Saved data entries
#####

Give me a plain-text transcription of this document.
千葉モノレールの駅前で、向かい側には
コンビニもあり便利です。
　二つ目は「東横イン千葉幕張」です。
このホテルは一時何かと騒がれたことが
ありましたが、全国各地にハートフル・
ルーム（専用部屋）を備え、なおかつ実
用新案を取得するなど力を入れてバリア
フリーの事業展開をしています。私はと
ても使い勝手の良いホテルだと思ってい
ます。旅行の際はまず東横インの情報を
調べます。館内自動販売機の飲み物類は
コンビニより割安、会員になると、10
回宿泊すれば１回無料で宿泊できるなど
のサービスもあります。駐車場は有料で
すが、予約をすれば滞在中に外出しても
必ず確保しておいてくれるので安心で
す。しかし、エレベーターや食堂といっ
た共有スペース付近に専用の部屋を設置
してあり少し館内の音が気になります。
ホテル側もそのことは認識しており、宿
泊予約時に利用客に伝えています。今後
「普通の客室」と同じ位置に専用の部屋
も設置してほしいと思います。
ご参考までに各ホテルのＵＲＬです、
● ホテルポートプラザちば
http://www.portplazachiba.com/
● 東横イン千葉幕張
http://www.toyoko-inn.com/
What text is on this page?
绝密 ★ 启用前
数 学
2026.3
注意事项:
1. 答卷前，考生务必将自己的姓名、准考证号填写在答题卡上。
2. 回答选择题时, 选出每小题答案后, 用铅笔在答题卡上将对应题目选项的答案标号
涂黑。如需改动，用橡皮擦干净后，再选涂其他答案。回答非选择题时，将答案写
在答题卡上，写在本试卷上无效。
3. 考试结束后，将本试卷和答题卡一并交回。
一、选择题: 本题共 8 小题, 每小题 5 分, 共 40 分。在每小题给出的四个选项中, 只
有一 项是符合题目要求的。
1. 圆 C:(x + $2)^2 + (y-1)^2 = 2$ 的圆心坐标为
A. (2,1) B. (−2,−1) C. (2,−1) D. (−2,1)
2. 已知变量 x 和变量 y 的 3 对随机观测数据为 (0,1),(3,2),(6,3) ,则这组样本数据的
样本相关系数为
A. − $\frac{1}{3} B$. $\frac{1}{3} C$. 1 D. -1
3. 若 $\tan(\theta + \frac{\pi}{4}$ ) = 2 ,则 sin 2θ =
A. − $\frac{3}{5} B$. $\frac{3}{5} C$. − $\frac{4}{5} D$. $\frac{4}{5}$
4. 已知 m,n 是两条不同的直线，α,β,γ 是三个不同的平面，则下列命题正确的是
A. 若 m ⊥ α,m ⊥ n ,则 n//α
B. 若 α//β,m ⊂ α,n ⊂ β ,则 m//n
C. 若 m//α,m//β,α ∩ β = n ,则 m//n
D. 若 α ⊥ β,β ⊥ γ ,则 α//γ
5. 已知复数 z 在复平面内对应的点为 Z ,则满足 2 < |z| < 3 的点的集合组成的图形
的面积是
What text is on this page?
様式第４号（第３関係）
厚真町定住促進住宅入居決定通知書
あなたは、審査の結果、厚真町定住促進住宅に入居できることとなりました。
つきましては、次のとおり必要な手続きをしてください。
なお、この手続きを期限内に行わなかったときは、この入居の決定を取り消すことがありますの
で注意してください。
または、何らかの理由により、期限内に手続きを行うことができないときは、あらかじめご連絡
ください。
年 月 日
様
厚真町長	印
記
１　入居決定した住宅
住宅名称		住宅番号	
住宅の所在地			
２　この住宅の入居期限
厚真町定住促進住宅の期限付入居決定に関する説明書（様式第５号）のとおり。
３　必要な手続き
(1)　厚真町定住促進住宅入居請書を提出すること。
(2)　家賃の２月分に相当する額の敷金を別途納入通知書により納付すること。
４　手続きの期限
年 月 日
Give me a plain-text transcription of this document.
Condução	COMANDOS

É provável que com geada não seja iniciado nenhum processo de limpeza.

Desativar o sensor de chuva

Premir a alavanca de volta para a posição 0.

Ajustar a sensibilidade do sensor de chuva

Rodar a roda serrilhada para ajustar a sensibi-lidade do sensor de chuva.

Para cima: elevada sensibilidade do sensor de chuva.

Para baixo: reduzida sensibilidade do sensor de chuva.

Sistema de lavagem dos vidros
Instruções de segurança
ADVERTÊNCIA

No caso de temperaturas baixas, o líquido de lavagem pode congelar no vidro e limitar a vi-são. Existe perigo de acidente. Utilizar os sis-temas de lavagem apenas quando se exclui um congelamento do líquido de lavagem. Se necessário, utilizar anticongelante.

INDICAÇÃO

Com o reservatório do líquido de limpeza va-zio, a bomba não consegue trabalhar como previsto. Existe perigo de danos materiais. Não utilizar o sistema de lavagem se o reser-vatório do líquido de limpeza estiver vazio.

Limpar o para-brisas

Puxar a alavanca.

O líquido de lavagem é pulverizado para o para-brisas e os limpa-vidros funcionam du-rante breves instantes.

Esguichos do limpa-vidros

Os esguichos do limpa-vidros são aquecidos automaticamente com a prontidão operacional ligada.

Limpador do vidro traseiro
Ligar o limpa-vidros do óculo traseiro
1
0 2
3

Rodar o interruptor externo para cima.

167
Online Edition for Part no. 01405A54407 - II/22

#####

- WHAT YOU WILL DO: Copy every line of the records word for word.

- WORKED SOLUTION:
Give me a plain-text transcription of this document.
千葉モノレールの駅前で、向かい側には
コンビニもあり便利です。
　二つ目は「東横イン千葉幕張」です。
このホテルは一時何かと騒がれたことが
ありましたが、全国各地にハートフル・
ルーム（専用部屋）を備え、なおかつ実
用新案を取得するなど力を入れてバリア
フリーの事業展開をしています。私はと
ても使い勝手の良いホテルだと思ってい
ます。旅行の際はまず東横インの情報を
調べます。館内自動販売機の飲み物類は
コンビニより割安、会員になると、10
回宿泊すれば１回無料で宿泊できるなど
のサービスもあります。駐車場は有料で
すが、予約をすれば滞在中に外出しても
必ず確保しておいてくれるので安心で
す。しかし、エレベーターや食堂といっ
た共有スペース付近に専用の部屋を設置
してあり少し館内の音が気になります。
ホテル側もそのことは認識しており、宿
泊予約時に利用客に伝えています。今後
「普通の客室」と同じ位置に専用の部屋
も設置してほしいと思います。
ご参考までに各ホテルのＵＲＬです、
● ホテルポートプラザちば
http://www.portplazachiba.com/
● 東横イン千葉幕張
http://www.toyoko-inn.com/
What text is on this page?
绝密 ★ 启用前
数 学
2026.3
注意事项:
1. 答卷前，考生务必将自己的姓名、准考证号填写在答题卡上。
2. 回答选择题时, 选出每小题答案后, 用铅笔在答题卡上将对应题目选项的答案标号
涂黑。如需改动，用橡皮擦干净后，再选涂其他答案。回答非选择题时，将答案写
在答题卡上，写在本试卷上无效。
3. 考试结束后，将本试卷和答题卡一并交回。
一、选择题: 本题共 8 小题, 每小题 5 分, 共 40 分。在每小题给出的四个选项中, 只
有一 项是符合题目要求的。
1. 圆 C:(x + $2)^2 + (y-1)^2 = 2$ 的圆心坐标为
A. (2,1) B. (−2,−1) C. (2,−1) D. (−2,1)
2. 已知变量 x 和变量 y 的 3 对随机观测数据为 (0,1),(3,2),(6,3) ,则这组样本数据的
样本相关系数为
A. − $\frac{1}{3} B$. $\frac{1}{3} C$. 1 D. -1
3. 若 $\tan(\theta + \frac{\pi}{4}$ ) = 2 ,则 sin 2θ =
A. − $\frac{3}{5} B$. $\frac{3}{5} C$. − $\frac{4}{5} D$. $\frac{4}{5}$
4. 已知 m,n 是两条不同的直线，α,β,γ 是三个不同的平面，则下列命题正确的是
A. 若 m ⊥ α,m ⊥ n ,则 n//α
B. 若 α//β,m ⊂ α,n ⊂ β ,则 m//n
C. 若 m//α,m//β,α ∩ β = n ,则 m//n
D. 若 α ⊥ β,β ⊥ γ ,则 α//γ
5. 已知复数 z 在复平面内对应的点为 Z ,则满足 2 < |z| < 3 的点的集合组成的图形
的面积是
What text is on this page?
様式第４号（第３関係）
厚真町定住促進住宅入居決定通知書
あなたは、審査の結果、厚真町定住促進住宅に入居できることとなりました。
つきましては、次のとおり必要な手続きをしてください。
なお、この手続きを期限内に行わなかったときは、この入居の決定を取り消すことがありますの
で注意してください。
または、何らかの理由により、期限内に手続きを行うことができないときは、あらかじめご連絡
ください。
年 月 日
様
厚真町長	印
記
１　入居決定した住宅
住宅名称		住宅番号	
住宅の所在地			
２　この住宅の入居期限
厚真町定住促進住宅の期限付入居決定に関する説明書（様式第５号）のとおり。
３　必要な手続き
(1)　厚真町定住促進住宅入居請書を提出すること。
(2)　家賃の２月分に相当する額の敷金を別途納入通知書により納付すること。
４　手続きの期限
年 月 日
Give me a plain-text transcription of this document.
Condução	COMANDOS

É provável que com geada não seja iniciado nenhum processo de limpeza.

Desativar o sensor de chuva

Premir a alavanca de volta para a posição 0.

Ajustar a sensibilidade do sensor de chuva

Rodar a roda serrilhada para ajustar a sensibi-lidade do sensor de chuva.

Para cima: elevada sensibilidade do sensor de chuva.

Para baixo: reduzida sensibilidade do sensor de chuva.

Sistema de lavagem dos vidros
Instruções de segurança
ADVERTÊNCIA

No caso de temperaturas baixas, o líquido de lavagem pode congelar no vidro e limitar a vi-são. Existe perigo de acidente. Utilizar os sis-temas de lavagem apenas quando se exclui um congelamento do líquido de lavagem. Se necessário, utilizar anticongelante.

INDICAÇÃO

Com o reservatório do líquido de limpeza va-zio, a bomba não consegue trabalhar como previsto. Existe perigo de danos materiais. Não utilizar o sistema de lavagem se o reser-vatório do líquido de limpeza estiver vazio.

Limpar o para-brisas

Puxar a alavanca.

O líquido de lavagem é pulverizado para o para-brisas e os limpa-vidros funcionam du-rante breves instantes.

Esguichos do limpa-vidros

Os esguichos do limpa-vidros são aquecidos automaticamente com a prontidão operacional ligada.

Limpador do vidro traseiro
Ligar o limpa-vidros do óculo traseiro
1
0 2
3

Rodar o interruptor externo para cima.

167
Online Edition for Part no. 01405A54407 - II/22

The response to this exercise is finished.